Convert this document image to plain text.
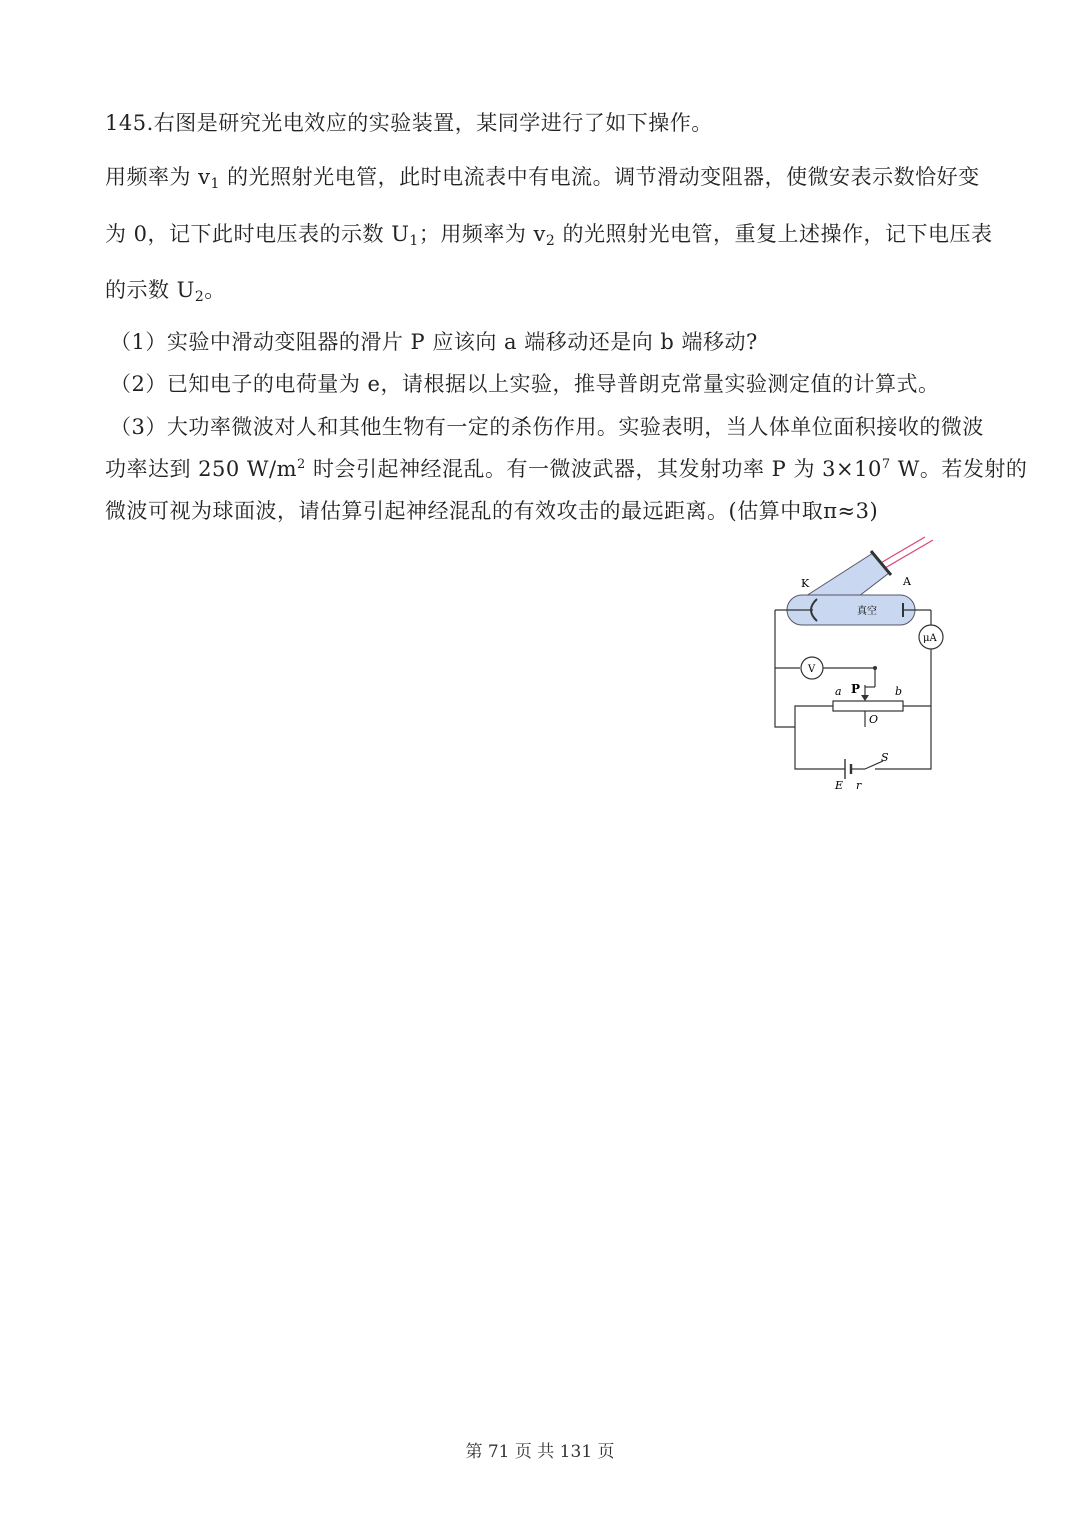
145.右图是研究光电效应的实验装置，某同学进行了如下操作。
用频率为 v1 的光照射光电管，此时电流表中有电流。调节滑动变阻器，使微安表示数恰好变
为 0，记下此时电压表的示数 U1；用频率为 v2 的光照射光电管，重复上述操作，记下电压表
的示数 U2。
（1）实验中滑动变阻器的滑片 P 应该向 a 端移动还是向 b 端移动?
（2）已知电子的电荷量为 e，请根据以上实验，推导普朗克常量实验测定值的计算式。
（3）大功率微波对人和其他生物有一定的杀伤作用。实验表明，当人体单位面积接收的微波
功率达到 250 $W/m^2$ 时会引起神经混乱。有一微波武器，其发射功率 P 为 $3\times 10^7$ W。若发射的
微波可视为球面波，请估算引起神经混乱的有效攻击的最远距离。(估算中取π≈3)
K	A
真空
μA
V
P
a	b
O
E r
S
第 71 页 共 131 页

------

- Directions for this task -
Replicate the material above verbatim; images stay out of the copy.

- Exercise response -
Convert this document image to plain text.
145.右图是研究光电效应的实验装置，某同学进行了如下操作。
用频率为 v1 的光照射光电管，此时电流表中有电流。调节滑动变阻器，使微安表示数恰好变
为 0，记下此时电压表的示数 U1；用频率为 v2 的光照射光电管，重复上述操作，记下电压表
的示数 U2。
（1）实验中滑动变阻器的滑片 P 应该向 a 端移动还是向 b 端移动?
（2）已知电子的电荷量为 e，请根据以上实验，推导普朗克常量实验测定值的计算式。
（3）大功率微波对人和其他生物有一定的杀伤作用。实验表明，当人体单位面积接收的微波
功率达到 250 $W/m^2$ 时会引起神经混乱。有一微波武器，其发射功率 P 为 $3\times 10^7$ W。若发射的
微波可视为球面波，请估算引起神经混乱的有效攻击的最远距离。(估算中取π≈3)
K	A
真空
μA
V
P
a	b
O
E r
S
第 71 页 共 131 页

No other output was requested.